Structured figure records:
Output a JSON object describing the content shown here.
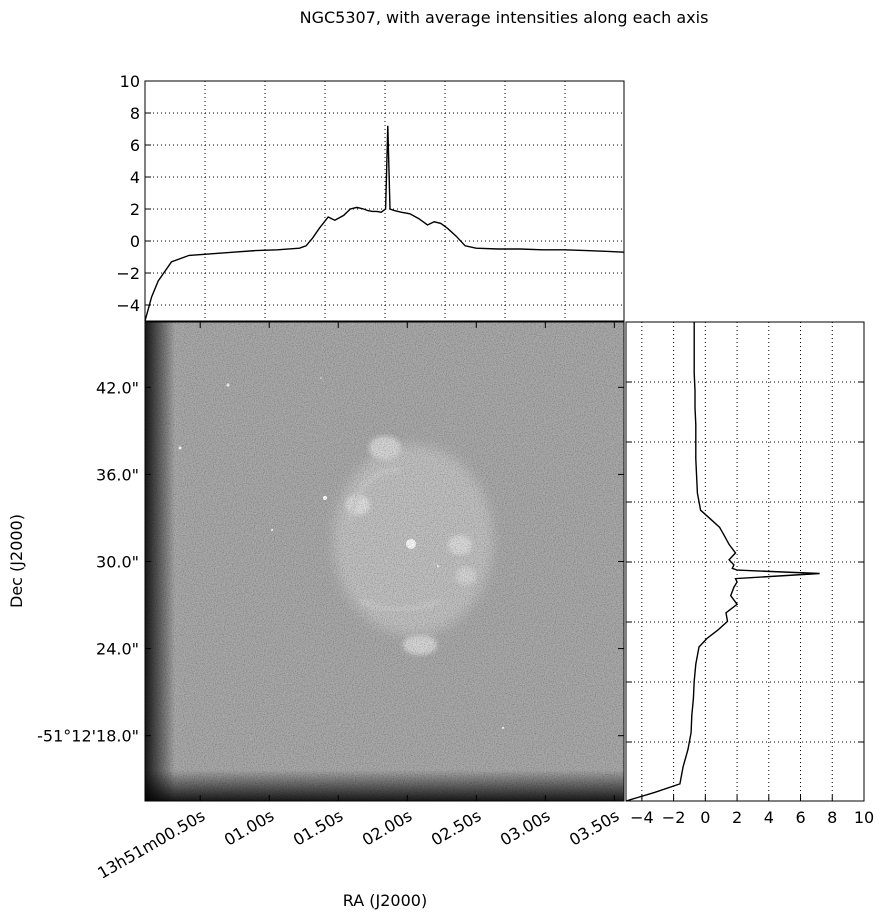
{
  "chart_data": [
    {
      "type": "line",
      "title": "NGC5307, with average intensities along each axis",
      "ylim": [
        -5,
        10
      ],
      "yticks": [
        10,
        8,
        6,
        4,
        2,
        0,
        -2,
        -4
      ],
      "grid": true,
      "series": [
        {
          "x": [
            0.0,
            0.03,
            0.06,
            0.12,
            0.2,
            0.3,
            0.4,
            0.5,
            0.6,
            0.7,
            0.73,
            0.76,
            0.79,
            0.83,
            0.86,
            0.9,
            0.93,
            0.96,
            0.99,
            1.01,
            1.03,
            1.05,
            1.07,
            1.09,
            1.1,
            1.11,
            1.13,
            1.16,
            1.2,
            1.24,
            1.28,
            1.31,
            1.34,
            1.37,
            1.41,
            1.45,
            1.5,
            1.6,
            1.7,
            1.8,
            1.9,
            2.0,
            2.1,
            2.17
          ],
          "y": [
            -5,
            -3.5,
            -2.5,
            -1.3,
            -0.9,
            -0.8,
            -0.7,
            -0.6,
            -0.55,
            -0.45,
            -0.3,
            0.2,
            0.8,
            1.5,
            1.3,
            1.6,
            2.0,
            2.1,
            2.0,
            1.9,
            1.85,
            1.85,
            1.8,
            2.0,
            7.2,
            2.0,
            1.9,
            1.8,
            1.7,
            1.4,
            1.0,
            1.2,
            1.1,
            0.8,
            0.3,
            -0.3,
            -0.45,
            -0.5,
            -0.5,
            -0.55,
            -0.55,
            -0.6,
            -0.65,
            -0.7
          ]
        }
      ]
    },
    {
      "type": "line",
      "xlim": [
        -5,
        10
      ],
      "xticks": [
        -4,
        -2,
        0,
        2,
        4,
        6,
        8,
        10
      ],
      "grid": true,
      "series": [
        {
          "y": [
            0.0,
            0.05,
            0.1,
            0.2,
            0.3,
            0.4,
            0.5,
            0.6,
            0.7,
            0.8,
            0.9,
            0.95,
            1.0,
            1.05,
            1.1,
            1.15,
            1.2,
            1.25,
            1.28,
            1.3,
            1.33,
            1.35,
            1.36,
            1.38,
            1.41,
            1.45,
            1.5,
            1.55,
            1.6,
            1.65,
            1.7,
            1.8,
            1.9,
            2.0,
            2.1,
            2.2,
            2.3,
            2.4,
            2.5,
            2.6,
            2.7,
            2.8
          ],
          "x": [
            -5,
            -3.2,
            -1.6,
            -1.4,
            -1.1,
            -0.9,
            -0.85,
            -0.75,
            -0.7,
            -0.6,
            -0.4,
            0.1,
            0.8,
            1.4,
            1.3,
            2.0,
            1.6,
            1.8,
            2.0,
            1.9,
            7.2,
            2.0,
            1.7,
            1.8,
            1.5,
            1.9,
            1.5,
            1.2,
            0.9,
            0.3,
            -0.3,
            -0.5,
            -0.55,
            -0.6,
            -0.6,
            -0.6,
            -0.65,
            -0.65,
            -0.7,
            -0.7,
            -0.7,
            -0.7
          ]
        }
      ]
    },
    {
      "type": "heatmap",
      "xlabel": "RA (J2000)",
      "ylabel": "Dec (J2000)",
      "x_tick_labels": [
        "13h51m00.50s",
        "01.00s",
        "01.50s",
        "02.00s",
        "02.50s",
        "03.00s",
        "03.50s"
      ],
      "y_tick_labels": [
        "42.0\"",
        "36.0\"",
        "30.0\"",
        "24.0\"",
        "-51°12'18.0\""
      ],
      "x_tick_values": [
        0.5,
        1.0,
        1.5,
        2.0,
        2.5,
        3.0,
        3.5
      ],
      "y_tick_values": [
        42,
        36,
        30,
        24,
        18
      ],
      "xlim": [
        0.1,
        3.57
      ],
      "ylim": [
        13.5,
        46.5
      ],
      "colormap": "gray"
    }
  ]
}
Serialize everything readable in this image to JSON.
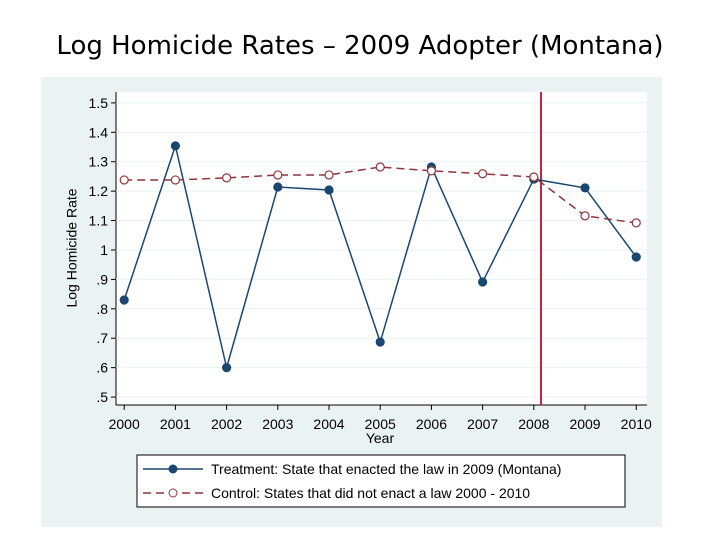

BRIEF: Repeat each entry exactly as it appears; skip any picture.

SOLUTION:
Output a JSON object describing the content shown here.
{
  "chart_data": [
    {
      "type": "line",
      "title": "NGC5307, with average intensities along each axis",
      "ylim": [
        -5,
        10
      ],
      "yticks": [
        10,
        8,
        6,
        4,
        2,
        0,
        -2,
        -4
      ],
      "grid": true,
      "series": [
        {
          "x": [
            0.0,
            0.03,
            0.06,
            0.12,
            0.2,
            0.3,
            0.4,
            0.5,
            0.6,
            0.7,
            0.73,
            0.76,
            0.79,
            0.83,
            0.86,
            0.9,
            0.93,
            0.96,
            0.99,
            1.01,
            1.03,
            1.05,
            1.07,
            1.09,
            1.1,
            1.11,
            1.13,
            1.16,
            1.2,
            1.24,
            1.28,
            1.31,
            1.34,
            1.37,
            1.41,
            1.45,
            1.5,
            1.6,
            1.7,
            1.8,
            1.9,
            2.0,
            2.1,
            2.17
          ],
          "y": [
            -5,
            -3.5,
            -2.5,
            -1.3,
            -0.9,
            -0.8,
            -0.7,
            -0.6,
            -0.55,
            -0.45,
            -0.3,
            0.2,
            0.8,
            1.5,
            1.3,
            1.6,
            2.0,
            2.1,
            2.0,
            1.9,
            1.85,
            1.85,
            1.8,
            2.0,
            7.2,
            2.0,
            1.9,
            1.8,
            1.7,
            1.4,
            1.0,
            1.2,
            1.1,
            0.8,
            0.3,
            -0.3,
            -0.45,
            -0.5,
            -0.5,
            -0.55,
            -0.55,
            -0.6,
            -0.65,
            -0.7
          ]
        }
      ]
    },
    {
      "type": "line",
      "xlim": [
        -5,
        10
      ],
      "xticks": [
        -4,
        -2,
        0,
        2,
        4,
        6,
        8,
        10
      ],
      "grid": true,
      "series": [
        {
          "y": [
            0.0,
            0.05,
            0.1,
            0.2,
            0.3,
            0.4,
            0.5,
            0.6,
            0.7,
            0.8,
            0.9,
            0.95,
            1.0,
            1.05,
            1.1,
            1.15,
            1.2,
            1.25,
            1.28,
            1.3,
            1.33,
            1.35,
            1.36,
            1.38,
            1.41,
            1.45,
            1.5,
            1.55,
            1.6,
            1.65,
            1.7,
            1.8,
            1.9,
            2.0,
            2.1,
            2.2,
            2.3,
            2.4,
            2.5,
            2.6,
            2.7,
            2.8
          ],
          "x": [
            -5,
            -3.2,
            -1.6,
            -1.4,
            -1.1,
            -0.9,
            -0.85,
            -0.75,
            -0.7,
            -0.6,
            -0.4,
            0.1,
            0.8,
            1.4,
            1.3,
            2.0,
            1.6,
            1.8,
            2.0,
            1.9,
            7.2,
            2.0,
            1.7,
            1.8,
            1.5,
            1.9,
            1.5,
            1.2,
            0.9,
            0.3,
            -0.3,
            -0.5,
            -0.55,
            -0.6,
            -0.6,
            -0.6,
            -0.65,
            -0.65,
            -0.7,
            -0.7,
            -0.7,
            -0.7
          ]
        }
      ]
    },
    {
      "type": "heatmap",
      "xlabel": "RA (J2000)",
      "ylabel": "Dec (J2000)",
      "x_tick_labels": [
        "13h51m00.50s",
        "01.00s",
        "01.50s",
        "02.00s",
        "02.50s",
        "03.00s",
        "03.50s"
      ],
      "y_tick_labels": [
        "42.0\"",
        "36.0\"",
        "30.0\"",
        "24.0\"",
        "-51°12'18.0\""
      ],
      "x_tick_values": [
        0.5,
        1.0,
        1.5,
        2.0,
        2.5,
        3.0,
        3.5
      ],
      "y_tick_values": [
        42,
        36,
        30,
        24,
        18
      ],
      "xlim": [
        0.1,
        3.57
      ],
      "ylim": [
        13.5,
        46.5
      ],
      "colormap": "gray"
    }
  ]
}
Serialize everything readable in this image to JSON.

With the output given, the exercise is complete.